--- Extract ---

# What is the theoretical justification for "proportional navigation (PN)" guidance law?

In missile guidance theory, one of the fundamental guidance algorithms is the so-called "Proportional navigation", which directs a constant-speed missile into a collision course with the target by continously turning the missile velocity vector at a rate proprtional to the rate of rotation of the line of sight to the target and at the same direction (for non-planar scenerios, the last mentioned fact has non trivial importance).

For slow targets (when compared to the missile) and low angle engagements, the closing speed $$V_c$$ of the missile is constant in time and approximately equal to the missile speed. Therefore, the proportional navigation rule can be stated as:

$$\vec{a} = -N \vec{V_c}\times \vec{\dot\theta}$$

where $$N$$ is a contant and $$\vec{\dot\theta}$$ is the angular velocity vector of the line of sight. The logic behind this law is that the greater the rate of rotation of line of sight, the greater acceleration is needed to be applied to set the missile into collision course with the target. If the line of sight is constant, than the missile and the target are already on collision course, and no acceleration is needed to be applied.

However, I read that there are deeper reasons for this law. For non-manuvering target, PN guidance law with $$N=3$$ minimizes the so called "total control effort" of the missile, a kind of criterion that quantifies the amount of manuvering required for the missile to intercept its target. The control effort is defined as:

$$\int_0^{t_f}|a(t)|^2dt$$

To see why the last statement is right, let us describe the motion of the target from the reference frame of the missile in a planar engagement. Under the assumptions of slow target and low angles engagement, we can write the motion of the target in polar coordinates system $$(r,\theta)$$ centered at the missile. The acceleration in polar coordinates is:

$$\vec{a}=(\ddot r-r\dot\theta^2)\hat{r}+(2\dot r\dot\theta + r\ddot\theta)\hat{\theta}$$.

--- Dataset ---

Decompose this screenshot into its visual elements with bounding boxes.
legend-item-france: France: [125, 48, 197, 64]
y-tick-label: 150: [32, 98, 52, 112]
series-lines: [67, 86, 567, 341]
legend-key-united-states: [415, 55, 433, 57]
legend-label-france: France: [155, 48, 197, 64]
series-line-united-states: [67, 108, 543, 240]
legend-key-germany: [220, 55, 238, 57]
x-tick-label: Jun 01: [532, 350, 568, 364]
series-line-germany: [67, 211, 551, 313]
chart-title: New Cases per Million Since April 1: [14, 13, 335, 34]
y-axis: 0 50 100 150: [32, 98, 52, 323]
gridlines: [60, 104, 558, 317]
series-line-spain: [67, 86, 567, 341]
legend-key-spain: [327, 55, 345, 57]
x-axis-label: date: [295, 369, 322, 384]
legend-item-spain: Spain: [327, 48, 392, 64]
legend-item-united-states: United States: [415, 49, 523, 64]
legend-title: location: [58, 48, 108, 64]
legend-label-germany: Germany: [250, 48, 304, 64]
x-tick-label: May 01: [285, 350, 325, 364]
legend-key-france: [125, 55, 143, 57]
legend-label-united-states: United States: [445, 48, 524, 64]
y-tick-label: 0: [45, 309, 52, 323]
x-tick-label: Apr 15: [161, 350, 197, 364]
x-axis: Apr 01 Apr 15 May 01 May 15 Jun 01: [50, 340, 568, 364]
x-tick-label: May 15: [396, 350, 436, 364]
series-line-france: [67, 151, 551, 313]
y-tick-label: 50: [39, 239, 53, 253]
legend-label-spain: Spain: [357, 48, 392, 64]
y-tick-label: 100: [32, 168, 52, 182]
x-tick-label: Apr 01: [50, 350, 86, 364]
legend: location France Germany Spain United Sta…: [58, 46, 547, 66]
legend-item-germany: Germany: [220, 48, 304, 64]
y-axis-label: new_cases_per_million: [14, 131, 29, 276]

---

=== Task requirements ===
A. In the rows, could you update "gridlines" to "grid-lines" everywhere from the start down to the line containing "legend-item-germany: Germany: [220, 48, 304, 64]", and give back those lines with nothing else changed?
B. Can you take the proportional navigation text further, starting right after its last sentence?
The rows have no connection to the proportional navigation text.

=== Task-by-task results ===
A.
Decompose this screenshot into its visual elements with bounding boxes.
legend-item-france: France: [125, 48, 197, 64]
y-tick-label: 150: [32, 98, 52, 112]
series-lines: [67, 86, 567, 341]
legend-key-united-states: [415, 55, 433, 57]
legend-label-france: France: [155, 48, 197, 64]
series-line-united-states: [67, 108, 543, 240]
legend-key-germany: [220, 55, 238, 57]
x-tick-label: Jun 01: [532, 350, 568, 364]
series-line-germany: [67, 211, 551, 313]
chart-title: New Cases per Million Since April 1: [14, 13, 335, 34]
y-axis: 0 50 100 150: [32, 98, 52, 323]
grid-lines: [60, 104, 558, 317]
series-line-spain: [67, 86, 567, 341]
legend-key-spain: [327, 55, 345, 57]
x-axis-label: date: [295, 369, 322, 384]
legend-item-spain: Spain: [327, 48, 392, 64]
legend-item-united-states: United States: [415, 49, 523, 64]
legend-title: location: [58, 48, 108, 64]
legend-label-germany: Germany: [250, 48, 304, 64]
x-tick-label: May 01: [285, 350, 325, 364]
legend-key-france: [125, 55, 143, 57]
legend-label-united-states: United States: [445, 48, 524, 64]
y-tick-label: 0: [45, 309, 52, 323]
x-tick-label: Apr 15: [161, 350, 197, 364]
x-axis: Apr 01 Apr 15 May 01 May 15 Jun 01: [50, 340, 568, 364]
x-tick-label: May 15: [396, 350, 436, 364]
series-line-france: [67, 151, 551, 313]
y-tick-label: 50: [39, 239, 53, 253]
legend-label-spain: Spain: [357, 48, 392, 64]
y-tick-label: 100: [32, 168, 52, 182]
x-tick-label: Apr 01: [50, 350, 86, 364]
legend: location France Germany Spain United Sta…: [58, 46, 547, 66]
legend-item-germany: Germany: [220, 48, 304, 64]

B.
Under the previous assumptions we can suppose $$\dot r = -V_c, \ddot r=0$$. In addition, since all acceleration is applied perpendiculary to the closing velocity vector, we can derive the differential equation:

$$N V_c\dot \theta \hat{\theta} =(2V_c \dot\theta+V_c(t_f-t)\ddot \theta)\hat{\theta}$$

, and if we denote $$z=\dot\theta$$ than we get the RDE:

$$\dot z = (\frac{N-2}{t_f-t})z$$

whose solution one can get by seperation of variables, which is :

$$\dot\theta (t)=\dot\theta (0)(\frac{t_f-t}{t_f})^{N-2}$$

Now, to connect this result with the variational problem of minimum control effort, one has to impose certain constraints on the small variations of the control function $$a(t)$$ - the requirement for interception at time $$t_f= \frac{r_0}{V_c}$$ is equivalent to the the following condition on the variation $$\delta a(t)$$:

$$\int_0^{t_f}\delta a (t_f-t)dt=0$$

The logic behind this condition is that for interception, small accelerations have to be weighted by the time-to-go $$t_{go}=t_f-t$$, since earlier velocity changes have greater effect on miss distance.

Now, if we set $$N=3$$ we get:

$$\dot\theta(t)=\dot\theta (0)(\frac{t_f-t}{t_f})\implies a(t)=3V_cC(t_f-t)$$

where $$C$$ is a constant.

Now, since the extermal principle requires:

$$\delta \int_0^{t_f}|a(t)|^2dt = 0\implies \int_0^{t_f}2|a(t)|\delta a dt = 0$$

Plugging inside the last requirement the acceleration formula found before, one can see that for every small variation consistent with the constraint mentioned before, the acceleration function sets the control effort integral in an extremum.

Questions

All this long discussion was just intended to illustrate the connection between PN guidance law and optimization of total control effort. However, I have a much more basic misunderstanding: why the quantity that captures the notion of "amount of manuvers" is defined to be:

$$\int_0^{t_f}|a(t)|^2dt$$?

Why not, for example, $$\int_0^{t_f}|a(t)|dt$$?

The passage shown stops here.